◆ OBJECTIVES
1. From the passage on automation and trust, copy the part that opens with the words containing "In the HAI literature, most" and closes with "(see Table 1).", word for word.
2. In the passage on automation and trust, what three main components affecting trust do the meta-analyses by Hancock et al. (2011) and Schaefer et al. (2016) identify?

All these studies highlight that most of the psychological processes involved in human–human interaction can also be accounted for in HAI even though automation may be affected by certain biases because, for instance, they are expected to be infallible. Nevertheless, knowledge of these processes is crucial for improving human trust calibration toward the automation so that their expectancies reflect the actual characteristics and capabilities of the automation, eventually enhancing human–automation collaboration.

May Automation Inner Speech Affect Human Trust?

In the HAI literature, most researchers agree that trust dynamically emerges from the exchange of the distinct features of the operator, the machine, and the specific environment in which the interaction takes place (Hancock et al., 2011; Hoff and Bashir, 2015; Schaefer et al., 2016; Kessler et al., 2017; Lewis et al., 2018). Two extensive meta-analyses carried out by Hancock et al. (2011) and Schaefer et al. (2016) identify three main components affecting trust in human–robot interaction and in HAI: human-related factors, automation/robot–related factors, and environment-related factors (see Table 1).

TABLE 1

Table 1. Comparison of human–automation and human–robot trust models.

In both models, human-related factors take into account individual differences (e.g., personality traits, age, and gender), emotions (e.g., comfort, confidence), and cognition (e.g., expertise, expectancy, and abilities); automation/robot–related factors consist of characteristics such as personality and anthropomorphism and abilities such as behavior, failures, and errors; environment-related factors include elements such as culture, group membership, context, and task.

Our idea is that inner speech could be one of the automation-related factors influencing trust. Inner speech, in particular, could influence the anthropomorphism of automation.

◆ PROVIDED DATA
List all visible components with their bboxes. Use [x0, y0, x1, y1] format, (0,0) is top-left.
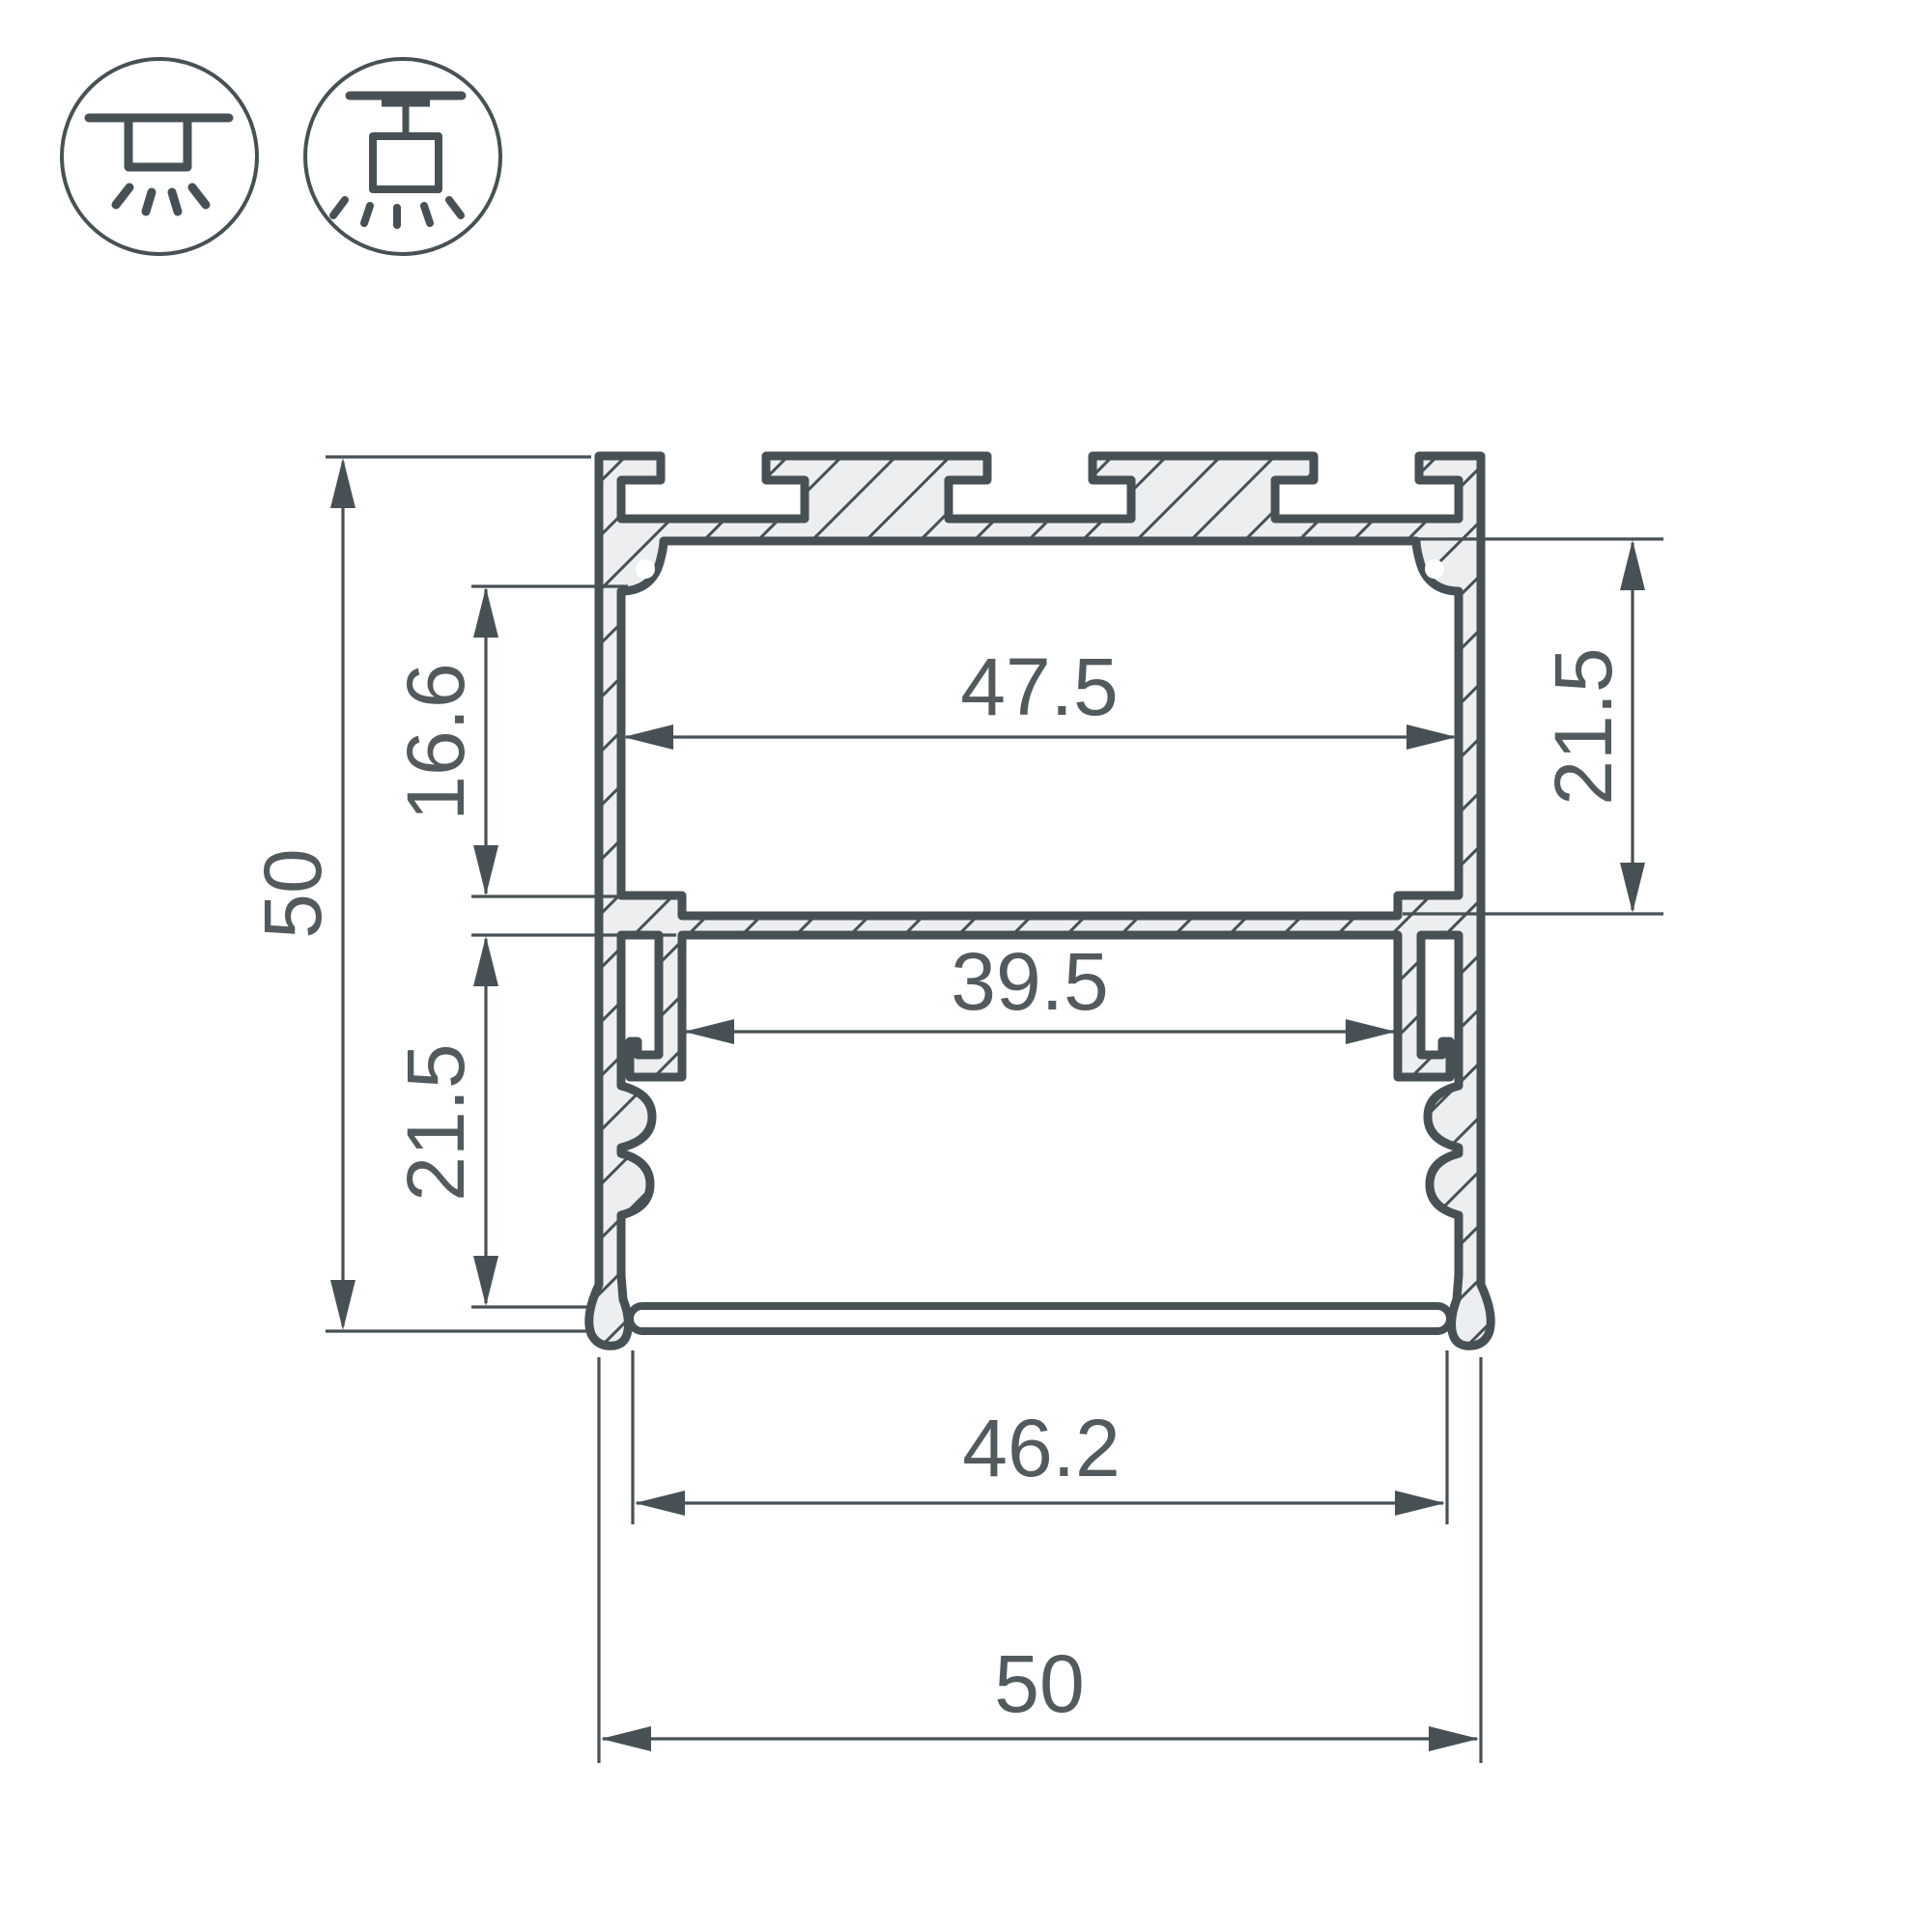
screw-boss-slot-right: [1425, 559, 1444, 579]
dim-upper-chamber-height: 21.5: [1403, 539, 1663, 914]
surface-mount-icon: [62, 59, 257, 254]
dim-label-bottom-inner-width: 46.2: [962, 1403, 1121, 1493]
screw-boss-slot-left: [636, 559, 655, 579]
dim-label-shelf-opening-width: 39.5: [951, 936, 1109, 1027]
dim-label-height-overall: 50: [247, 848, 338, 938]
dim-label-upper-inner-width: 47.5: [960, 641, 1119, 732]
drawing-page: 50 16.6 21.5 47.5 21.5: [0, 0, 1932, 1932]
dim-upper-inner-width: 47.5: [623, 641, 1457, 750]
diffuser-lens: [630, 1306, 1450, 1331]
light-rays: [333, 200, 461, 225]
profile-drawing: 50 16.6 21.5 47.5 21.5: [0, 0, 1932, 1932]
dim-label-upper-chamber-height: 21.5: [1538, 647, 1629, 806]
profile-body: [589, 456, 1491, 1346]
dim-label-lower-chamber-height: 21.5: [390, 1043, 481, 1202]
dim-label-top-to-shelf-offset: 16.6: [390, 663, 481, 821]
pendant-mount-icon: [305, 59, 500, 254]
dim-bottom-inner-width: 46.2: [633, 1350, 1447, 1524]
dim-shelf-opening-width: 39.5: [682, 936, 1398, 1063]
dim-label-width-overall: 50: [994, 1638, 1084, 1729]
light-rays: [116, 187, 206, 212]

◆ CORRECT ANSWERS
1.
In the HAI literature, most researchers agree that trust dynamically emerges from the exchange of the distinct features of the operator, the machine, and the specific environment in which the interaction takes place (Hancock et al., 2011; Hoff and Bashir, 2015; Schaefer et al., 2016; Kessler et al., 2017; Lewis et al., 2018). Two extensive meta-analyses carried out by Hancock et al. (2011) and Schaefer et al. (2016) identify three main components affecting trust in human–robot interaction and in HAI: human-related factors, automation/robot–related factors, and environment-related factors (see Table 1).

2. Human-related factors, automation/robot–related factors, and environment-related factors.